- **Your instructions**
Omit all images, then return the remaining material exactly as it stands.

Structured figure records:
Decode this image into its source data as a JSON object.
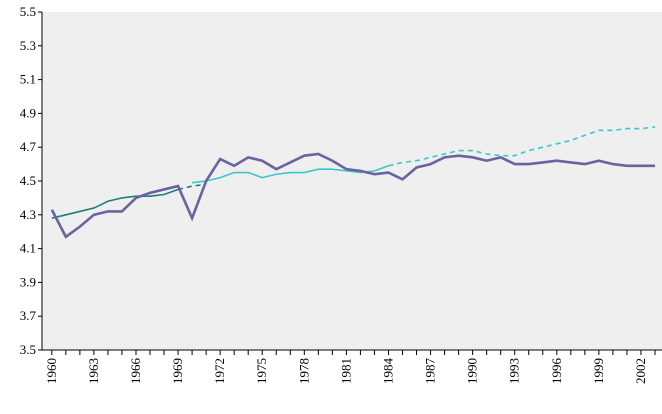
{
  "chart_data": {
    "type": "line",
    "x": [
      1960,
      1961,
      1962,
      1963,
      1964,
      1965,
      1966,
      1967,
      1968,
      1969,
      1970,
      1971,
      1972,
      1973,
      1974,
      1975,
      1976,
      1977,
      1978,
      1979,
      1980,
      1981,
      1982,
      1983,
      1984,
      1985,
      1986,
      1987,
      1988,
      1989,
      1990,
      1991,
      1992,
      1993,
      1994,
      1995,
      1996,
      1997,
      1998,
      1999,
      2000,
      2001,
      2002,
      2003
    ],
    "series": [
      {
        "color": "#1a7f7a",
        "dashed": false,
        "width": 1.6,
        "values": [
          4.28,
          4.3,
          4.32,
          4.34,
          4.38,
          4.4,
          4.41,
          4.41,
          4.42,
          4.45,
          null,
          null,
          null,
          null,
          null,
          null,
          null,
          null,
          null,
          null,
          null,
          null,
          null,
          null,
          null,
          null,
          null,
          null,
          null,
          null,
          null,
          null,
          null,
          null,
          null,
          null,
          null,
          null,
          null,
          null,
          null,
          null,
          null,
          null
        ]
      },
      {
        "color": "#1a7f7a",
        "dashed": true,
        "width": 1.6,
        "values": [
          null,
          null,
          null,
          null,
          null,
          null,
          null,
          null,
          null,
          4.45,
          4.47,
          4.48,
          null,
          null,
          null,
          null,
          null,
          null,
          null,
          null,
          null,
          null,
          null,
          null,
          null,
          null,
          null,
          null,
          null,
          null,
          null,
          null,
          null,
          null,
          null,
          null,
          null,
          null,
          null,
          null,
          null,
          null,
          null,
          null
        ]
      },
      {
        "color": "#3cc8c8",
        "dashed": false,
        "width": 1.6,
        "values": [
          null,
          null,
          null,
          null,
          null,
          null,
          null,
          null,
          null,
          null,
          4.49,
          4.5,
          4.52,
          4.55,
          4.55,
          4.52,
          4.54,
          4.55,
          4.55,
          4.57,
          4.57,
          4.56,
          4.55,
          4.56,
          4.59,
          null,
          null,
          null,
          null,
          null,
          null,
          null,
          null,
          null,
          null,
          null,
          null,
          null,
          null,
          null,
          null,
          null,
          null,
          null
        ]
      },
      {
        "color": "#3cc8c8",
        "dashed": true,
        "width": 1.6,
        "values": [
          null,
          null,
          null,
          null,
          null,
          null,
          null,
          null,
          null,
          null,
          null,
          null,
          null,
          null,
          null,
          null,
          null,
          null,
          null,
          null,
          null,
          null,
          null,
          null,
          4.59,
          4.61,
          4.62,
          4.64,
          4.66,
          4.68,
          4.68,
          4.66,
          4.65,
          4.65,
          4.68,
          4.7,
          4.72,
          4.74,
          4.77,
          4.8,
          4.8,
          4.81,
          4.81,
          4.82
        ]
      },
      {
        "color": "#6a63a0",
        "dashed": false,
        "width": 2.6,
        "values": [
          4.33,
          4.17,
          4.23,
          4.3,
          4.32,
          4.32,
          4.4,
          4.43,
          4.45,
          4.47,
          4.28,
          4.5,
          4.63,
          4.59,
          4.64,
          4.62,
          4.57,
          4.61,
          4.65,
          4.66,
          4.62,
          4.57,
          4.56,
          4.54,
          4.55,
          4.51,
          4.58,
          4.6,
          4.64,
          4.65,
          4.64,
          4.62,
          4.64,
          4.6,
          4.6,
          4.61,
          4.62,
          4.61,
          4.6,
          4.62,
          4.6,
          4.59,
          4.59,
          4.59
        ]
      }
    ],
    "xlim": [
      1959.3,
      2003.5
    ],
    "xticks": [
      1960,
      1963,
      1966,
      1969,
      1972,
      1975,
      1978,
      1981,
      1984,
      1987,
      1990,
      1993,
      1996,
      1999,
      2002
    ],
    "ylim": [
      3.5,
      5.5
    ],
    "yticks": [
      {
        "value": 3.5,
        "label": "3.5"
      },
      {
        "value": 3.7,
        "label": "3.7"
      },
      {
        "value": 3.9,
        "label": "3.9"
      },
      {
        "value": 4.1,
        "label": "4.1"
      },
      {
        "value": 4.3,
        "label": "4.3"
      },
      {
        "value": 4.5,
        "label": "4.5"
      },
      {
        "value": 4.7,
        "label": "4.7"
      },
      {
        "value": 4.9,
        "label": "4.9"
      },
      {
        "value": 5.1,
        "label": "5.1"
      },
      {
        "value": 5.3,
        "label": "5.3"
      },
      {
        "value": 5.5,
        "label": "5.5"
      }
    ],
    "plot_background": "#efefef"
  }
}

- **Exercise result**
Decode this image into its source data as a JSON object.
{
  "chart_data": {
    "type": "line",
    "x": [
      1960,
      1961,
      1962,
      1963,
      1964,
      1965,
      1966,
      1967,
      1968,
      1969,
      1970,
      1971,
      1972,
      1973,
      1974,
      1975,
      1976,
      1977,
      1978,
      1979,
      1980,
      1981,
      1982,
      1983,
      1984,
      1985,
      1986,
      1987,
      1988,
      1989,
      1990,
      1991,
      1992,
      1993,
      1994,
      1995,
      1996,
      1997,
      1998,
      1999,
      2000,
      2001,
      2002,
      2003
    ],
    "series": [
      {
        "color": "#1a7f7a",
        "dashed": false,
        "width": 1.6,
        "values": [
          4.28,
          4.3,
          4.32,
          4.34,
          4.38,
          4.4,
          4.41,
          4.41,
          4.42,
          4.45,
          null,
          null,
          null,
          null,
          null,
          null,
          null,
          null,
          null,
          null,
          null,
          null,
          null,
          null,
          null,
          null,
          null,
          null,
          null,
          null,
          null,
          null,
          null,
          null,
          null,
          null,
          null,
          null,
          null,
          null,
          null,
          null,
          null,
          null
        ]
      },
      {
        "color": "#1a7f7a",
        "dashed": true,
        "width": 1.6,
        "values": [
          null,
          null,
          null,
          null,
          null,
          null,
          null,
          null,
          null,
          4.45,
          4.47,
          4.48,
          null,
          null,
          null,
          null,
          null,
          null,
          null,
          null,
          null,
          null,
          null,
          null,
          null,
          null,
          null,
          null,
          null,
          null,
          null,
          null,
          null,
          null,
          null,
          null,
          null,
          null,
          null,
          null,
          null,
          null,
          null,
          null
        ]
      },
      {
        "color": "#3cc8c8",
        "dashed": false,
        "width": 1.6,
        "values": [
          null,
          null,
          null,
          null,
          null,
          null,
          null,
          null,
          null,
          null,
          4.49,
          4.5,
          4.52,
          4.55,
          4.55,
          4.52,
          4.54,
          4.55,
          4.55,
          4.57,
          4.57,
          4.56,
          4.55,
          4.56,
          4.59,
          null,
          null,
          null,
          null,
          null,
          null,
          null,
          null,
          null,
          null,
          null,
          null,
          null,
          null,
          null,
          null,
          null,
          null,
          null
        ]
      },
      {
        "color": "#3cc8c8",
        "dashed": true,
        "width": 1.6,
        "values": [
          null,
          null,
          null,
          null,
          null,
          null,
          null,
          null,
          null,
          null,
          null,
          null,
          null,
          null,
          null,
          null,
          null,
          null,
          null,
          null,
          null,
          null,
          null,
          null,
          4.59,
          4.61,
          4.62,
          4.64,
          4.66,
          4.68,
          4.68,
          4.66,
          4.65,
          4.65,
          4.68,
          4.7,
          4.72,
          4.74,
          4.77,
          4.8,
          4.8,
          4.81,
          4.81,
          4.82
        ]
      },
      {
        "color": "#6a63a0",
        "dashed": false,
        "width": 2.6,
        "values": [
          4.33,
          4.17,
          4.23,
          4.3,
          4.32,
          4.32,
          4.4,
          4.43,
          4.45,
          4.47,
          4.28,
          4.5,
          4.63,
          4.59,
          4.64,
          4.62,
          4.57,
          4.61,
          4.65,
          4.66,
          4.62,
          4.57,
          4.56,
          4.54,
          4.55,
          4.51,
          4.58,
          4.6,
          4.64,
          4.65,
          4.64,
          4.62,
          4.64,
          4.6,
          4.6,
          4.61,
          4.62,
          4.61,
          4.6,
          4.62,
          4.6,
          4.59,
          4.59,
          4.59
        ]
      }
    ],
    "xlim": [
      1959.3,
      2003.5
    ],
    "xticks": [
      1960,
      1963,
      1966,
      1969,
      1972,
      1975,
      1978,
      1981,
      1984,
      1987,
      1990,
      1993,
      1996,
      1999,
      2002
    ],
    "ylim": [
      3.5,
      5.5
    ],
    "yticks": [
      {
        "value": 3.5,
        "label": "3.5"
      },
      {
        "value": 3.7,
        "label": "3.7"
      },
      {
        "value": 3.9,
        "label": "3.9"
      },
      {
        "value": 4.1,
        "label": "4.1"
      },
      {
        "value": 4.3,
        "label": "4.3"
      },
      {
        "value": 4.5,
        "label": "4.5"
      },
      {
        "value": 4.7,
        "label": "4.7"
      },
      {
        "value": 4.9,
        "label": "4.9"
      },
      {
        "value": 5.1,
        "label": "5.1"
      },
      {
        "value": 5.3,
        "label": "5.3"
      },
      {
        "value": 5.5,
        "label": "5.5"
      }
    ],
    "plot_background": "#efefef"
  }
}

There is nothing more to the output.